##### DATA PROVIDED #####
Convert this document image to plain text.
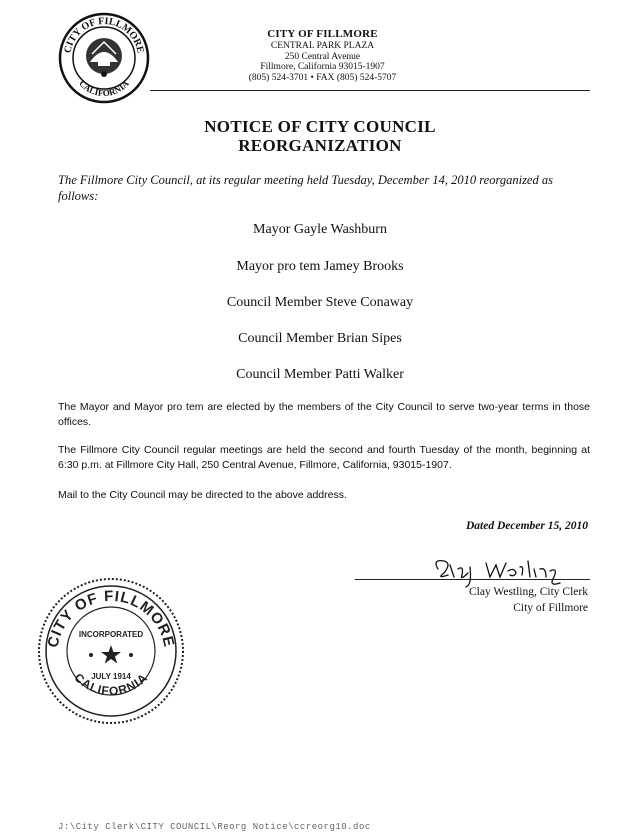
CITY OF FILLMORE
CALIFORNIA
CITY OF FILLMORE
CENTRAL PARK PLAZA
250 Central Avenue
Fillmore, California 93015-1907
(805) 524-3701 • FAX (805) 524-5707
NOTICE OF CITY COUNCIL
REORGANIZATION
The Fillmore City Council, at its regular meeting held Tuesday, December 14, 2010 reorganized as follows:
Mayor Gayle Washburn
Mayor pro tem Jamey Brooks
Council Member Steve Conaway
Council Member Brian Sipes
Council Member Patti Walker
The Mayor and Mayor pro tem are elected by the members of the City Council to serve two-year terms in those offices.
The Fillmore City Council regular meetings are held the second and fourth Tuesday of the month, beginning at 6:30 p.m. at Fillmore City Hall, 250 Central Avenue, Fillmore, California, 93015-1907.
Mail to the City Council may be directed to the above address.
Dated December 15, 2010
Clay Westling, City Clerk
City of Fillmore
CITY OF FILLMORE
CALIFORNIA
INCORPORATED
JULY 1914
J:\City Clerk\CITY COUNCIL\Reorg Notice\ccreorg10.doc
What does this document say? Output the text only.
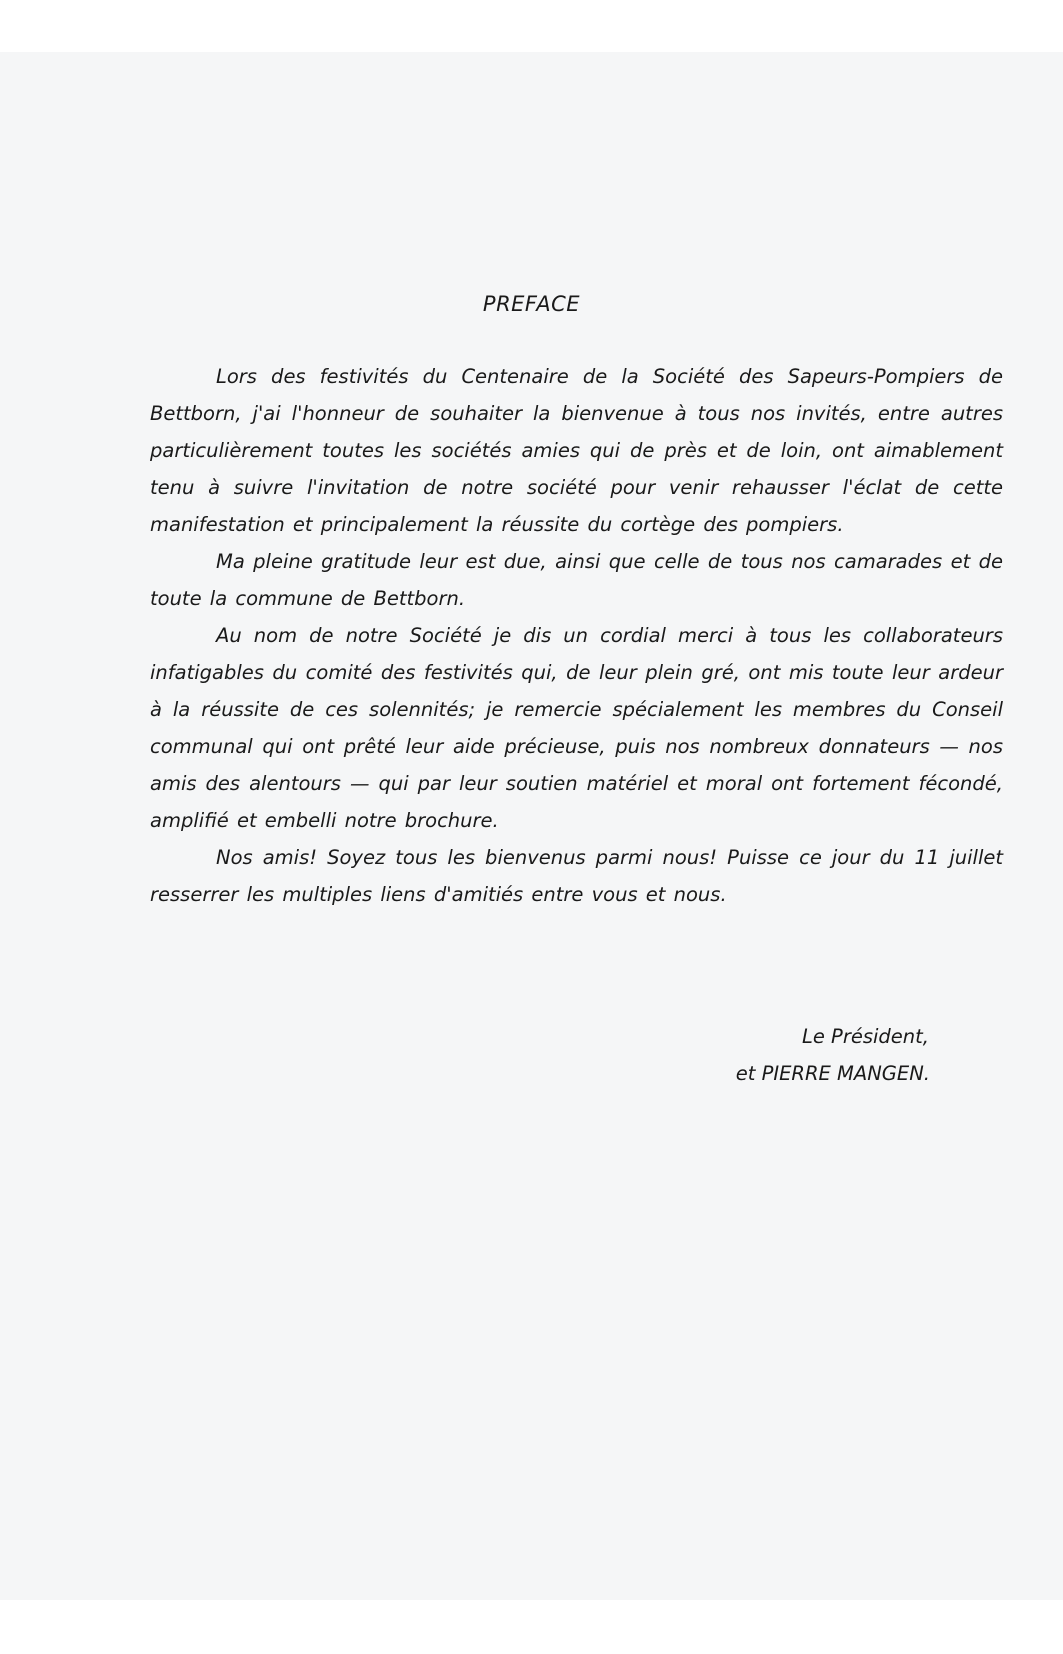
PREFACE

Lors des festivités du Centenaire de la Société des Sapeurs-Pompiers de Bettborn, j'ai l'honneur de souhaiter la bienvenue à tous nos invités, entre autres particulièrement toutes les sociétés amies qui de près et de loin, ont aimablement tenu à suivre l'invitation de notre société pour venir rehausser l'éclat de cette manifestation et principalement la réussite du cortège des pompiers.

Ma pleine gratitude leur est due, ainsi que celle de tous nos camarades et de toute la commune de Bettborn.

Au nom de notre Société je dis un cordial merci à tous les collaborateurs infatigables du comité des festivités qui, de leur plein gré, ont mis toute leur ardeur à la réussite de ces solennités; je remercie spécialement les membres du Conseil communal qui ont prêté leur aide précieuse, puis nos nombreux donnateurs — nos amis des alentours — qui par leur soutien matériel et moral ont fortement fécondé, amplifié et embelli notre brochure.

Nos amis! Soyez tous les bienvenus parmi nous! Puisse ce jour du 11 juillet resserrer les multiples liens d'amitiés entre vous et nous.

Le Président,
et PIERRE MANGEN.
#####
- AIM OF THE TASK: Tally every line of the listing that holds the string "Tuesday", then give the number by itself.

- RESULT FOR THIS TASK: 2